• **DATA ROWS**
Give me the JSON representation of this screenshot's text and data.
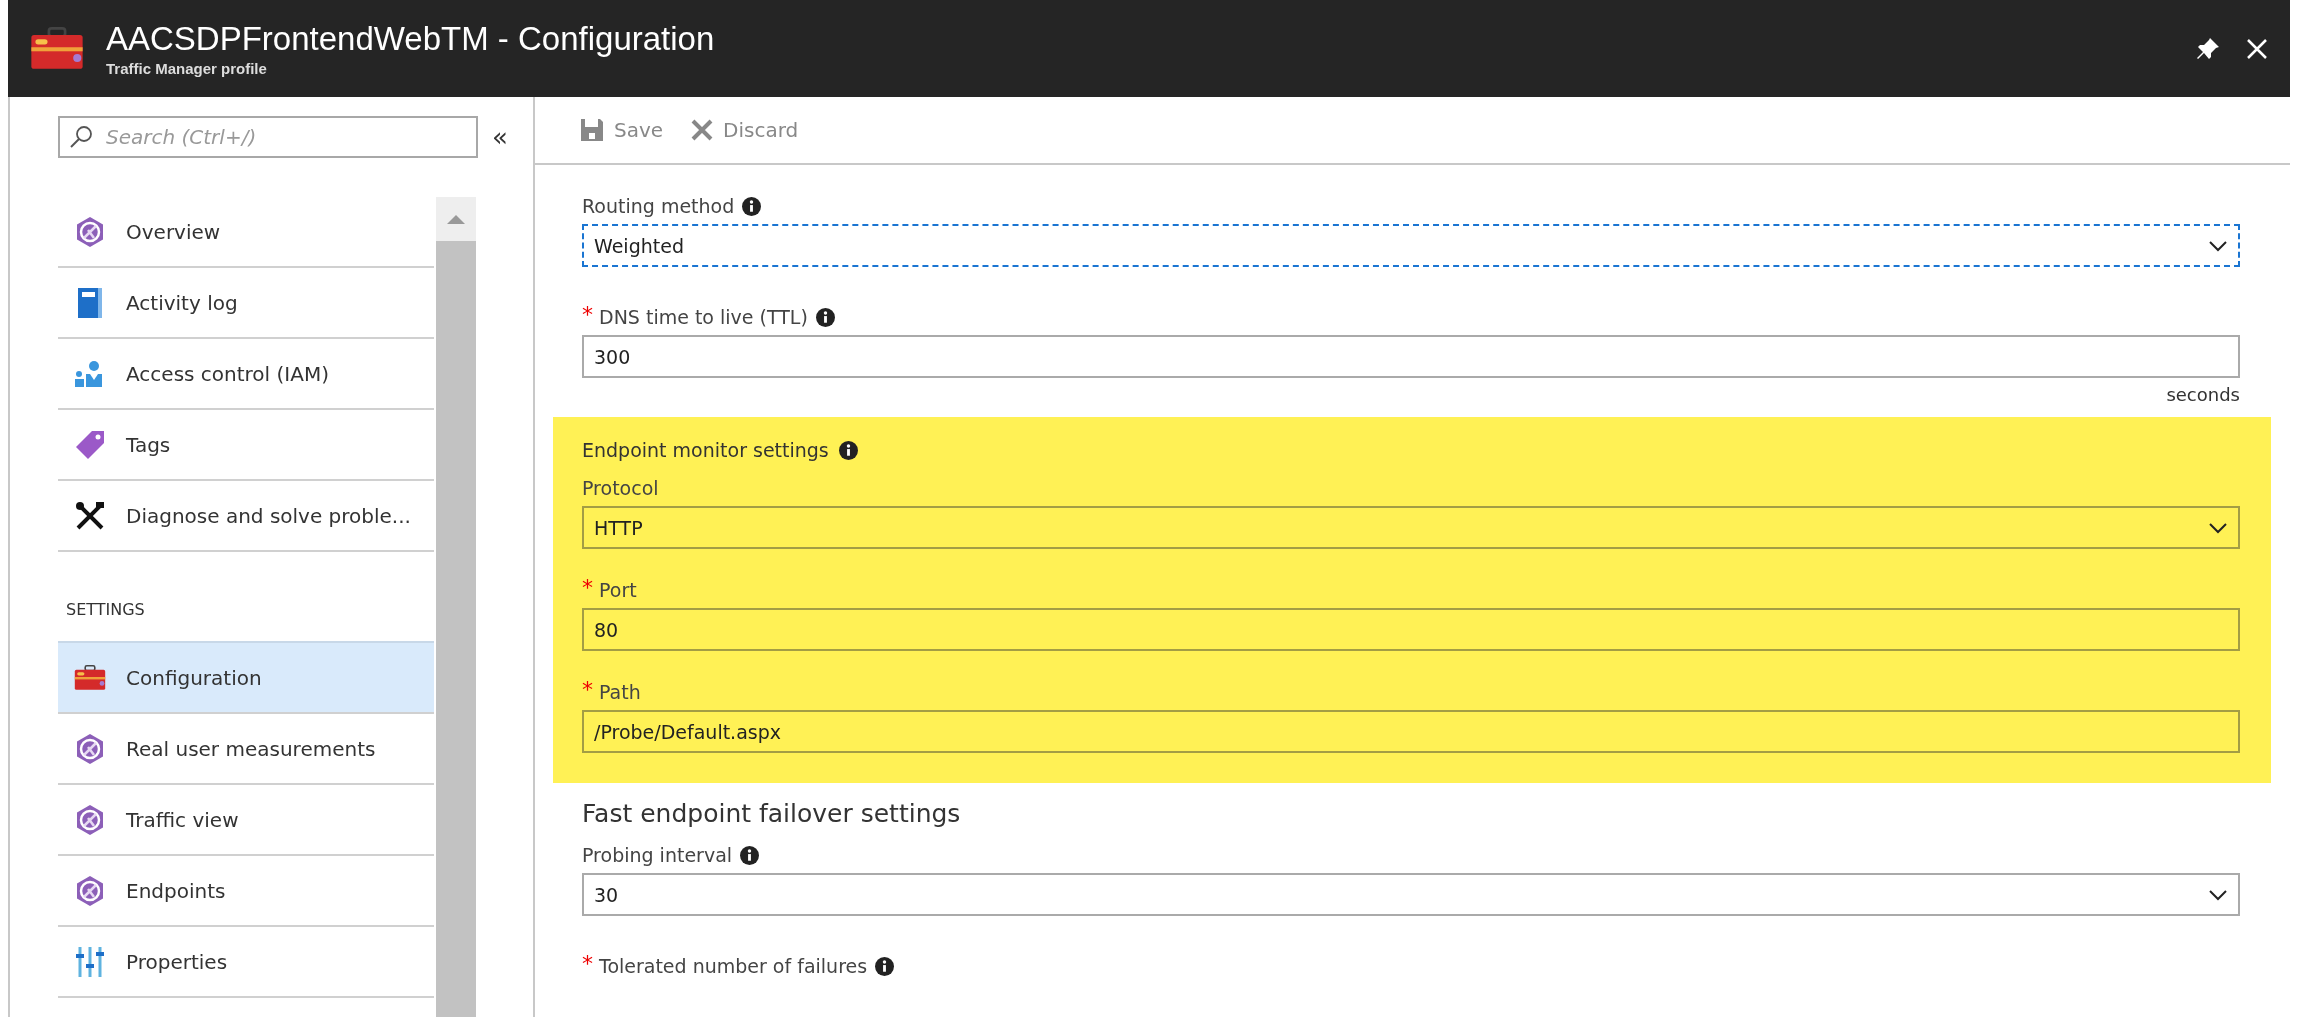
{
  "header": {
    "title": "AACSDPFrontendWebTM - Configuration",
    "subtitle": "Traffic Manager profile"
  },
  "sidebar": {
    "search": {
      "placeholder": "Search (Ctrl+/)"
    },
    "collapse": "«",
    "items": [
      {
        "kind": "item",
        "label": "Overview",
        "selected": false
      },
      {
        "kind": "item",
        "label": "Activity log",
        "selected": false
      },
      {
        "kind": "item",
        "label": "Access control (IAM)",
        "selected": false
      },
      {
        "kind": "item",
        "label": "Tags",
        "selected": false
      },
      {
        "kind": "item",
        "label": "Diagnose and solve proble...",
        "selected": false
      },
      {
        "kind": "header",
        "label": "SETTINGS"
      },
      {
        "kind": "item",
        "label": "Configuration",
        "selected": true
      },
      {
        "kind": "item",
        "label": "Real user measurements",
        "selected": false
      },
      {
        "kind": "item",
        "label": "Traffic view",
        "selected": false
      },
      {
        "kind": "item",
        "label": "Endpoints",
        "selected": false
      },
      {
        "kind": "item",
        "label": "Properties",
        "selected": false
      }
    ]
  },
  "toolbar": [
    {
      "label": "Save",
      "disabled": true
    },
    {
      "label": "Discard",
      "disabled": true
    }
  ],
  "form": {
    "fields": [
      {
        "kind": "select",
        "label": "Routing method",
        "info": true,
        "value": "Weighted",
        "focused": true
      },
      {
        "kind": "input",
        "label": "DNS time to live (TTL)",
        "required_mark": "*",
        "info": true,
        "value": "300",
        "suffix": "seconds"
      }
    ],
    "monitor": {
      "heading": "Endpoint monitor settings",
      "info": true,
      "highlighted": true,
      "fields": [
        {
          "kind": "select",
          "label": "Protocol",
          "info": false,
          "value": "HTTP"
        },
        {
          "kind": "input",
          "label": "Port",
          "required_mark": "*",
          "info": false,
          "value": "80"
        },
        {
          "kind": "input",
          "label": "Path",
          "required_mark": "*",
          "info": false,
          "value": "/Probe/Default.aspx"
        }
      ]
    },
    "failover": {
      "heading": "Fast endpoint failover settings",
      "fields": [
        {
          "kind": "select",
          "label": "Probing interval",
          "info": true,
          "value": "30"
        },
        {
          "kind": "label",
          "label": "Tolerated number of failures",
          "required_mark": "*",
          "info": true
        }
      ]
    }
  }
}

• **SET EXERCISE**
Filter the entries down to the lines containing "heading". Copy each of those lines.

• **OUTPUT OF THE EXERCISE**
      "heading": "Endpoint monitor settings",
      "heading": "Fast endpoint failover settings",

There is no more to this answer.